• [SHORT EXERCISE]:
Write only the number of lines holding the string "bitte".

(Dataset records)
..........

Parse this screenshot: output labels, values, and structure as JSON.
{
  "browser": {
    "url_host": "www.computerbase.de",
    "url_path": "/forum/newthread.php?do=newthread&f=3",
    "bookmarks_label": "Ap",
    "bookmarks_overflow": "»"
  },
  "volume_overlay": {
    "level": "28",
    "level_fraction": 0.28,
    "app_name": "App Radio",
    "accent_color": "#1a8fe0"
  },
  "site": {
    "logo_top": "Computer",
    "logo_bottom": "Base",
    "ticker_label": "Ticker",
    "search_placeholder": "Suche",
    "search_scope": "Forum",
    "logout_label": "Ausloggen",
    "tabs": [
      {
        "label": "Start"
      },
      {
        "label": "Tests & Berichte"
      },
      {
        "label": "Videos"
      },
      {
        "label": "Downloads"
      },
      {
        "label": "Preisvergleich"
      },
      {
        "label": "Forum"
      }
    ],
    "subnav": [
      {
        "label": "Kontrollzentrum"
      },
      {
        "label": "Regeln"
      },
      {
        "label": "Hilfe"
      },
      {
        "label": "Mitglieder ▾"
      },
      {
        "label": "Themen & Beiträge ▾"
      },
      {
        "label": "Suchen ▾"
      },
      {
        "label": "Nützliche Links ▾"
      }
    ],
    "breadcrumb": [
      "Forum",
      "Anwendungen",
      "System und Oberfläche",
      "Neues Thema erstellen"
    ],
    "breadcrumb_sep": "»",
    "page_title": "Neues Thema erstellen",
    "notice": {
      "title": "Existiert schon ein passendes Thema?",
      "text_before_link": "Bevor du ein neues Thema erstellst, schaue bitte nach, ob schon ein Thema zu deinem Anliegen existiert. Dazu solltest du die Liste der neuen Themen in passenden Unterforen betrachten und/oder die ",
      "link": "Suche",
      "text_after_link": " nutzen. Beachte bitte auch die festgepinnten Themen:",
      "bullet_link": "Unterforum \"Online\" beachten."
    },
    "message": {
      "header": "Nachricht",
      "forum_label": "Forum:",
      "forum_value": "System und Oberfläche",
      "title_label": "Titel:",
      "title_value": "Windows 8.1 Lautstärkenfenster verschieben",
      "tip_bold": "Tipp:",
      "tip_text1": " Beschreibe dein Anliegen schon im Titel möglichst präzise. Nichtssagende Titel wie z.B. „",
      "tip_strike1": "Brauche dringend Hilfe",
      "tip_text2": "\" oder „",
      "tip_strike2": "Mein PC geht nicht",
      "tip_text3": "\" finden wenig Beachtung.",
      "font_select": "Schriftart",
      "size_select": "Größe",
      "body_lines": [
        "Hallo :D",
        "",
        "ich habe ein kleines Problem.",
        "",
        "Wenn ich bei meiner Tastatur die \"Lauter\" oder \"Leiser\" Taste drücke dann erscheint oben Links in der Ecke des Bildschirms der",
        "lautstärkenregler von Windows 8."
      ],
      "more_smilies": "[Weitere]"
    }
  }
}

..........

• [CORRECT ANSWER]:
2